(Exercise data):
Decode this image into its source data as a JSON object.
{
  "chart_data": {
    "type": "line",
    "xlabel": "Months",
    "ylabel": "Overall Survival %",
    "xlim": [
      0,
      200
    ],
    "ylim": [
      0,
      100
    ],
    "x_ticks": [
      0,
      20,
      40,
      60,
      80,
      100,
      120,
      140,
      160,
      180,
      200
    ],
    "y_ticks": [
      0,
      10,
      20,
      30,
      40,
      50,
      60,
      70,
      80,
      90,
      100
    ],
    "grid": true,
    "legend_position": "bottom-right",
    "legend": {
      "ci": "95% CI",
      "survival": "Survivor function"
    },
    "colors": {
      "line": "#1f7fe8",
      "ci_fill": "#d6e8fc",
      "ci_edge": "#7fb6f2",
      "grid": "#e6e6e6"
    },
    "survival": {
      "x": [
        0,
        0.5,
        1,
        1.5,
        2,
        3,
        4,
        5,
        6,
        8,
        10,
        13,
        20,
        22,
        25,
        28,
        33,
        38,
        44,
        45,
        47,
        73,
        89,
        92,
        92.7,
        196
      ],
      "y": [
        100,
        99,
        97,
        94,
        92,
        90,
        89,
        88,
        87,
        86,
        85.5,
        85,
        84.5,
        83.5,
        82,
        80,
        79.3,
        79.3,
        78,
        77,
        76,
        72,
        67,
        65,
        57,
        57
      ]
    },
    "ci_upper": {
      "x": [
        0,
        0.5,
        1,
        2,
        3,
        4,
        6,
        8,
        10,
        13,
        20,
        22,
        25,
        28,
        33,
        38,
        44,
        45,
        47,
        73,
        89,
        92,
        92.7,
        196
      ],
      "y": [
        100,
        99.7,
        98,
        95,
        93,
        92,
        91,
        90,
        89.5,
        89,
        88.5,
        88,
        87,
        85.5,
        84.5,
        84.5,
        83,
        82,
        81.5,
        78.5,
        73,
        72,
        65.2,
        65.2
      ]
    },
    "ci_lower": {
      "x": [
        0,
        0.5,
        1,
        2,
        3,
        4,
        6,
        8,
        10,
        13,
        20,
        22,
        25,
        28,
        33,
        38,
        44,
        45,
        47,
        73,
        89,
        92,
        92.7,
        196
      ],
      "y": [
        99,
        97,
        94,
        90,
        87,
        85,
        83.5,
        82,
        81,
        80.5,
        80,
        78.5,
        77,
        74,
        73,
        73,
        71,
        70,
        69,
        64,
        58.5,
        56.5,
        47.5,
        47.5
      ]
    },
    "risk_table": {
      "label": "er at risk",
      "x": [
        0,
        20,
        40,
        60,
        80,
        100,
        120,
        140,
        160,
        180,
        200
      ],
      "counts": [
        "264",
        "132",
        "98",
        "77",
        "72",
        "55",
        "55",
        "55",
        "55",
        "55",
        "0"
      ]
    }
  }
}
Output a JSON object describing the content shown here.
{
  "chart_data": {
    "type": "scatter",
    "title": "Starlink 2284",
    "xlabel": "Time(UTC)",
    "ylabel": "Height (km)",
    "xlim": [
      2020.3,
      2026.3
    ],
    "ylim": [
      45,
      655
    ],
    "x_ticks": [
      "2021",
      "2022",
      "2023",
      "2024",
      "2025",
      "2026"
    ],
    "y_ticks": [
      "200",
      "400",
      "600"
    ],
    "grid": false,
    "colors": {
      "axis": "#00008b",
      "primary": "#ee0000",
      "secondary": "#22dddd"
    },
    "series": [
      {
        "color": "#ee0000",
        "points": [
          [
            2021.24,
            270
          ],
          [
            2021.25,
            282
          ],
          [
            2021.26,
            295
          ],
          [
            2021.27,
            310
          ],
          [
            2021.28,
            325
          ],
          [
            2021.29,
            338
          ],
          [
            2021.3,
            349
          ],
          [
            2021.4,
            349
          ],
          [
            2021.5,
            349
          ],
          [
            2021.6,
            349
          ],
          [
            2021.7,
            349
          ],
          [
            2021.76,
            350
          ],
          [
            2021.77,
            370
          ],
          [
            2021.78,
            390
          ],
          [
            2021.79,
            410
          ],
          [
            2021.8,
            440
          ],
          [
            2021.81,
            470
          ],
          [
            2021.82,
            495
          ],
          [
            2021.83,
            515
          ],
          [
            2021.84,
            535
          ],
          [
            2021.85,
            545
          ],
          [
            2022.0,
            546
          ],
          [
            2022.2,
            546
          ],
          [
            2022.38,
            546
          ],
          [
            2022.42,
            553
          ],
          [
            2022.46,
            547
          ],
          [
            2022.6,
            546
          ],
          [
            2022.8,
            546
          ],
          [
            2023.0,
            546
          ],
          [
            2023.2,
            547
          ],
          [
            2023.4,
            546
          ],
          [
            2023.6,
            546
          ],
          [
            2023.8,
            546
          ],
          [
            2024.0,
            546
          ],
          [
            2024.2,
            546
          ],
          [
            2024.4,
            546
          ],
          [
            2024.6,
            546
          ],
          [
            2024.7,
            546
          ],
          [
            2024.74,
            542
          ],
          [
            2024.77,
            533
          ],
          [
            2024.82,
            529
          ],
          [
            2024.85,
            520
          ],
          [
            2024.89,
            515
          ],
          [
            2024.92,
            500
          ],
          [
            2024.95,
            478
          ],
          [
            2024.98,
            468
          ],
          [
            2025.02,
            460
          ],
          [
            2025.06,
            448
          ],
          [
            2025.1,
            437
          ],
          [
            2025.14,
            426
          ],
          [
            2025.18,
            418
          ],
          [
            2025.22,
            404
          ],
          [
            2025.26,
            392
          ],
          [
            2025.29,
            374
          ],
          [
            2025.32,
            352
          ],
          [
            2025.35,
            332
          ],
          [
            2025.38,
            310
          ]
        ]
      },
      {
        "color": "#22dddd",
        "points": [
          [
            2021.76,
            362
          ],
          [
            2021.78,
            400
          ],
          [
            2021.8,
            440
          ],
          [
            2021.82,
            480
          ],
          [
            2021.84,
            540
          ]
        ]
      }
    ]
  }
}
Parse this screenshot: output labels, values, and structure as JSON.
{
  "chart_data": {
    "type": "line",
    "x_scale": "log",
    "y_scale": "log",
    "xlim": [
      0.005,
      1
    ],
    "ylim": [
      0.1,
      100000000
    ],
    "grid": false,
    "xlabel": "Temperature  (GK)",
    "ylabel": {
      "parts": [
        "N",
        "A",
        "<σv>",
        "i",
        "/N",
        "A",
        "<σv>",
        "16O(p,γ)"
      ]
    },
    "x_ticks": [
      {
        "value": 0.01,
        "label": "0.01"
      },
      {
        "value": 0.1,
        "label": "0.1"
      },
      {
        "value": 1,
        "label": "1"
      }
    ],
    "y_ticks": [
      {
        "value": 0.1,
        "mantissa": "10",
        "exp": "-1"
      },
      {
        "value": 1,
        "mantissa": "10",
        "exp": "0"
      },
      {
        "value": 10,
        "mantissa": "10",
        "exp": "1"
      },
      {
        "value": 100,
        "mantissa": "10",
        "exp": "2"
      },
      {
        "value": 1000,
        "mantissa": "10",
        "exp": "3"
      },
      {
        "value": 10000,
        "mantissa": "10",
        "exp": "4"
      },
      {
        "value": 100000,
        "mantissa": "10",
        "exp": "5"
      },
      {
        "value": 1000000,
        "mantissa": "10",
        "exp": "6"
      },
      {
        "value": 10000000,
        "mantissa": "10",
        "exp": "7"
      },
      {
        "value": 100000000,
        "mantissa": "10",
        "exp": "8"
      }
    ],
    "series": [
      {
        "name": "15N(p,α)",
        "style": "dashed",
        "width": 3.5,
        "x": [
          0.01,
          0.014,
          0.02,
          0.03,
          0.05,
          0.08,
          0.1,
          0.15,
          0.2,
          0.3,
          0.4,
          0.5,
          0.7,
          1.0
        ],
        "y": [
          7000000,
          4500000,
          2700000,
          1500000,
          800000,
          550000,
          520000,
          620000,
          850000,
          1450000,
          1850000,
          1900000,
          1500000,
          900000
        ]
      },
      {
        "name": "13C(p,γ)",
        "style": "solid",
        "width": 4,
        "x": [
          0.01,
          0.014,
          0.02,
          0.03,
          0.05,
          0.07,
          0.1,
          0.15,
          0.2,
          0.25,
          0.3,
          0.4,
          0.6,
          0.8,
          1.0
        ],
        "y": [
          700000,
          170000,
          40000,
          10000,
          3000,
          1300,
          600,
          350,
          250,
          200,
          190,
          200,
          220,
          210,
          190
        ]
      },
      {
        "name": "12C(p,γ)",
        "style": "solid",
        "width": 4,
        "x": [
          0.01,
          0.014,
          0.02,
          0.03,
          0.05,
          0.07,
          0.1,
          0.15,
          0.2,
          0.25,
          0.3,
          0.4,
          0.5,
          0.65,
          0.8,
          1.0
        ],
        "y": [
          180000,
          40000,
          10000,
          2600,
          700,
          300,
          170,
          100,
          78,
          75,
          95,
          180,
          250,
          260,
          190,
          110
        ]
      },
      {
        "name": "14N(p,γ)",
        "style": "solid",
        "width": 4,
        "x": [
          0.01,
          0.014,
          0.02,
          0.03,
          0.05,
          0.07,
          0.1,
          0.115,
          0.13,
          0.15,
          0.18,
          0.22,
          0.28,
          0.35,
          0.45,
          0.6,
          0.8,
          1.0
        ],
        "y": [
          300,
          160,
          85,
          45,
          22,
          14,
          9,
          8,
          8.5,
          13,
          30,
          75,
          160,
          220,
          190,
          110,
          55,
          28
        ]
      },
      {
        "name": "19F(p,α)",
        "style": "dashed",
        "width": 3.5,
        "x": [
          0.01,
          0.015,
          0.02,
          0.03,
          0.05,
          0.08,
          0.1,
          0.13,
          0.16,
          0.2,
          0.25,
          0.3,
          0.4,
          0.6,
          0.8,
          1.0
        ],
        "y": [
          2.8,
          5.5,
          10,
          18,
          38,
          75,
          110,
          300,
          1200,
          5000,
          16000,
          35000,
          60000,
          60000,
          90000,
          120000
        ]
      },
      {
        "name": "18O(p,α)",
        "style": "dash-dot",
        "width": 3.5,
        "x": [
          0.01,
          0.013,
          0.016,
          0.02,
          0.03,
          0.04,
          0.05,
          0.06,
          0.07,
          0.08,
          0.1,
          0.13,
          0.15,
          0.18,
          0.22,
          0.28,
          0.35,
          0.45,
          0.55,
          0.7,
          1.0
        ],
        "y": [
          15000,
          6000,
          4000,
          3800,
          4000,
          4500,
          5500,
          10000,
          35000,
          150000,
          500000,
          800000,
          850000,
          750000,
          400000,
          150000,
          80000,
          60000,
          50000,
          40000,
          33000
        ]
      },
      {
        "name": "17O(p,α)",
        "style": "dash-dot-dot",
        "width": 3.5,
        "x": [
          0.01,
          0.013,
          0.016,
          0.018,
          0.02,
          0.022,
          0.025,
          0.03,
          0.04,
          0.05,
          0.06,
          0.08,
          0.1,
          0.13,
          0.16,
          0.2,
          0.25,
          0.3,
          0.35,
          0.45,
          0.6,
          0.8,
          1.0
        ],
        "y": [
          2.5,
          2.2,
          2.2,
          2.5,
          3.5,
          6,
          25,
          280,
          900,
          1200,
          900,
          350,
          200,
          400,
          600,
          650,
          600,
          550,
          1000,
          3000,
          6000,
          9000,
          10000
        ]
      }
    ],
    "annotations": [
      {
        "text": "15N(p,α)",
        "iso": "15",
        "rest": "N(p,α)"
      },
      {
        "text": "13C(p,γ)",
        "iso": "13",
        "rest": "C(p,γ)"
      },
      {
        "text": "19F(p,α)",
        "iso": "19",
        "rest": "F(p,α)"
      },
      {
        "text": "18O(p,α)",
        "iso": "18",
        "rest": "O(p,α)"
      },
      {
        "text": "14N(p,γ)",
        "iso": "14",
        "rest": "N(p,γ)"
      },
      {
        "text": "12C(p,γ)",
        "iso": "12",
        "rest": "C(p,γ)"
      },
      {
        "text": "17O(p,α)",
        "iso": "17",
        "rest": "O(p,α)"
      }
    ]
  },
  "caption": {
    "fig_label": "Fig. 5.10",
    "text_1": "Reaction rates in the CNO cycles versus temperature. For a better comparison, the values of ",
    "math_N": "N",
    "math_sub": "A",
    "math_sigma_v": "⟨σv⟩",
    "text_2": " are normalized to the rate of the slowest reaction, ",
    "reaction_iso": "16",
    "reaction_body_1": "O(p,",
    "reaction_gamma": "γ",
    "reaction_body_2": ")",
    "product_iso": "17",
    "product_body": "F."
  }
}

(Set exercise): Report each line in the preceding entries that holds the string "ylabel".

(Solved problem):
    "ylabel": "Overall Survival %",
    "ylabel": "Height (km)",
    "ylabel": {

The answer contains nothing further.